* What you will do *
Only the number is needed: how many lines of the records include "screenshot"?

* Input *
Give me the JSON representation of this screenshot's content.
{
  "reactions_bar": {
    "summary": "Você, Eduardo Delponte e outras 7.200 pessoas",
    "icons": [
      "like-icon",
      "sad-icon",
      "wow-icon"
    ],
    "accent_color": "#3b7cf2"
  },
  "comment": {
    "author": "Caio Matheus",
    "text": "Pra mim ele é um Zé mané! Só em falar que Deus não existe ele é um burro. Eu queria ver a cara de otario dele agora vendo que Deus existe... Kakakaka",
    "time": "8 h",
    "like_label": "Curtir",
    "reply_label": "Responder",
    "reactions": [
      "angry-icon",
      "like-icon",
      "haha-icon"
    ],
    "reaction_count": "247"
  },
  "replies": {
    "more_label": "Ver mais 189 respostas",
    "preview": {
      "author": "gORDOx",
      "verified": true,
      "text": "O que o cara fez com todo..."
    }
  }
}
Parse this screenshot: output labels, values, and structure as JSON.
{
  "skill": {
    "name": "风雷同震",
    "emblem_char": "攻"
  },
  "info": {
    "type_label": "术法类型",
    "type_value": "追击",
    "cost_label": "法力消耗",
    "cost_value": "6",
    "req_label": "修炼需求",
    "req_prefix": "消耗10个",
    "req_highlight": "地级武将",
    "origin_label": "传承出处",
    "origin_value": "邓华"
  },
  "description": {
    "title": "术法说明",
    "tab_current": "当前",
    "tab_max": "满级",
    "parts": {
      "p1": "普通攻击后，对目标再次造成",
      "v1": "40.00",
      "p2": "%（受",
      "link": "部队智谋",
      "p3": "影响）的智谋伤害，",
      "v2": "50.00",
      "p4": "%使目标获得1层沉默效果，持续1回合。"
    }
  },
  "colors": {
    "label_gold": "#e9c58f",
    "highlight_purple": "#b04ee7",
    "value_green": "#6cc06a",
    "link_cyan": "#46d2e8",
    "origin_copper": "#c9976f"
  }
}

* Finished answer *
2